-- START --
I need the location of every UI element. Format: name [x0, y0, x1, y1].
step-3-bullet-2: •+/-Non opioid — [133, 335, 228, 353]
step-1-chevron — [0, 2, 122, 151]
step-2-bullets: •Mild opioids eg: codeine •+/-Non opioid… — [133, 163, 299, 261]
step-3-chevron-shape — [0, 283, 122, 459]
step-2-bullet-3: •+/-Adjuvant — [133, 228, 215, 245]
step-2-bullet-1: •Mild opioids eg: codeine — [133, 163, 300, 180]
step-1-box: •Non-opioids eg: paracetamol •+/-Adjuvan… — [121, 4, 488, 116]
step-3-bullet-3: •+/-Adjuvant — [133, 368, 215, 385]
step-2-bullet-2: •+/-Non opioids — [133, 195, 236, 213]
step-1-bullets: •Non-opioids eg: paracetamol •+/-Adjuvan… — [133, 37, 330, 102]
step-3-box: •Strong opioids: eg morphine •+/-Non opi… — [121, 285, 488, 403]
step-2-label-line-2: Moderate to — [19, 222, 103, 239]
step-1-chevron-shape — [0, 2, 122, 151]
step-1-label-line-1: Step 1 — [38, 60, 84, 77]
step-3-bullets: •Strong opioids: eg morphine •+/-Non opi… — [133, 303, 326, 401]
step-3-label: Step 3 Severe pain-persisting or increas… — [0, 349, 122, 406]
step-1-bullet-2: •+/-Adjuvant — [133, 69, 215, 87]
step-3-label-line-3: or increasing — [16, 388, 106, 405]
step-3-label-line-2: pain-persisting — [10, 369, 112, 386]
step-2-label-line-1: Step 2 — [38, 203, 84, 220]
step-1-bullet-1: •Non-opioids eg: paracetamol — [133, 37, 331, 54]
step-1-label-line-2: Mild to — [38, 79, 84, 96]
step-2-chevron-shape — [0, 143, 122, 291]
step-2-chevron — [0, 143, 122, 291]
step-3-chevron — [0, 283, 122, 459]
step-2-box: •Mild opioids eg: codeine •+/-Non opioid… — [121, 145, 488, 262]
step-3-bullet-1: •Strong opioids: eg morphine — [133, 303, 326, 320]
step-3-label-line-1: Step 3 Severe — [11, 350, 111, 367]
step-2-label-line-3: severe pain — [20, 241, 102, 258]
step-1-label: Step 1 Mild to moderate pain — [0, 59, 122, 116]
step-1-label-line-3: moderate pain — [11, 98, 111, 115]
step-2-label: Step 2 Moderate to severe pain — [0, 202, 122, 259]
-- END --
**What needs to be done**
In the entries from the start through the line containing "step-1-label-line-1: Step 1", rewrite each line with "box" changed to "panel" and everything else left the same.

**Exercise answer**
I need the location of every UI element. Format: name [x0, y0, x1, y1].
step-3-bullet-2: •+/-Non opioid — [133, 335, 228, 353]
step-1-chevron — [0, 2, 122, 151]
step-2-bullets: •Mild opioids eg: codeine •+/-Non opioid… — [133, 163, 299, 261]
step-3-chevron-shape — [0, 283, 122, 459]
step-2-bullet-3: •+/-Adjuvant — [133, 228, 215, 245]
step-2-bullet-1: •Mild opioids eg: codeine — [133, 163, 300, 180]
step-1-panel: •Non-opioids eg: paracetamol •+/-Adjuvan… — [121, 4, 488, 116]
step-3-bullet-3: •+/-Adjuvant — [133, 368, 215, 385]
step-2-bullet-2: •+/-Non opioids — [133, 195, 236, 213]
step-1-bullets: •Non-opioids eg: paracetamol •+/-Adjuvan… — [133, 37, 330, 102]
step-3-panel: •Strong opioids: eg morphine •+/-Non opi… — [121, 285, 488, 403]
step-2-label-line-2: Moderate to — [19, 222, 103, 239]
step-1-chevron-shape — [0, 2, 122, 151]
step-1-label-line-1: Step 1 — [38, 60, 84, 77]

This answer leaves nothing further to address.